• _What you will do_
Extract each line bearing the word "operaciones".

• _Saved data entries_

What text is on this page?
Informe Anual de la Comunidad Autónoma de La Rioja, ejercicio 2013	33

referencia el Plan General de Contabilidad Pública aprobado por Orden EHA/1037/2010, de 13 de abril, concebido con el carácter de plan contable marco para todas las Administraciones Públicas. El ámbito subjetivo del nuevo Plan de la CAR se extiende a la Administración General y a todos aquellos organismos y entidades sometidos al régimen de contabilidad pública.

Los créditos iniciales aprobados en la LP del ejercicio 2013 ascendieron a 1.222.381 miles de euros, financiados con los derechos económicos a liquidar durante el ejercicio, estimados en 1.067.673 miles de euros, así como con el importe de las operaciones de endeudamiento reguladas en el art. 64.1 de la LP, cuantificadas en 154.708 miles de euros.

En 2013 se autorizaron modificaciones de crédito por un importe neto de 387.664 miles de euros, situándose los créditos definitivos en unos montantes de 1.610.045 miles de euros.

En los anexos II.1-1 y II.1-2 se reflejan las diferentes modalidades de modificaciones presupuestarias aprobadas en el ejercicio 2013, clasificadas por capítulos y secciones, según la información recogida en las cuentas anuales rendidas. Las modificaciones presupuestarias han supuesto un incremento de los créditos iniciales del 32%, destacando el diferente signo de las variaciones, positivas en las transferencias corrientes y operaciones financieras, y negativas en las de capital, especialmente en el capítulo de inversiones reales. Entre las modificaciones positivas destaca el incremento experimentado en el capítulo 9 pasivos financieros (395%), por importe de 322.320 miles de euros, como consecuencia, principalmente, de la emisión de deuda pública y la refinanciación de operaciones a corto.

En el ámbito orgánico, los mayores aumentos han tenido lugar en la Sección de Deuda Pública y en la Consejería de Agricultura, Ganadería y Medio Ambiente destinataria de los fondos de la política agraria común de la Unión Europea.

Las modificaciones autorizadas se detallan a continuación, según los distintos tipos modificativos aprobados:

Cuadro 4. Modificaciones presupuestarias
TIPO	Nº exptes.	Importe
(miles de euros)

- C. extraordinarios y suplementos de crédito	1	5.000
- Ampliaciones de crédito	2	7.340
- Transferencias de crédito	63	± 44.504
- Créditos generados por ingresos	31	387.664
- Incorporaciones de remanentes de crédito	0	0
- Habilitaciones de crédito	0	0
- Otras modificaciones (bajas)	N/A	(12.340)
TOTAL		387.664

• _The answer_
Los créditos iniciales aprobados en la LP del ejercicio 2013 ascendieron a 1.222.381 miles de euros, financiados con los derechos económicos a liquidar durante el ejercicio, estimados en 1.067.673 miles de euros, así como con el importe de las operaciones de endeudamiento reguladas en el art. 64.1 de la LP, cuantificadas en 154.708 miles de euros.
En los anexos II.1-1 y II.1-2 se reflejan las diferentes modalidades de modificaciones presupuestarias aprobadas en el ejercicio 2013, clasificadas por capítulos y secciones, según la información recogida en las cuentas anuales rendidas. Las modificaciones presupuestarias han supuesto un incremento de los créditos iniciales del 32%, destacando el diferente signo de las variaciones, positivas en las transferencias corrientes y operaciones financieras, y negativas en las de capital, especialmente en el capítulo de inversiones reales. Entre las modificaciones positivas destaca el incremento experimentado en el capítulo 9 pasivos financieros (395%), por importe de 322.320 miles de euros, como consecuencia, principalmente, de la emisión de deuda pública y la refinanciación de operaciones a corto.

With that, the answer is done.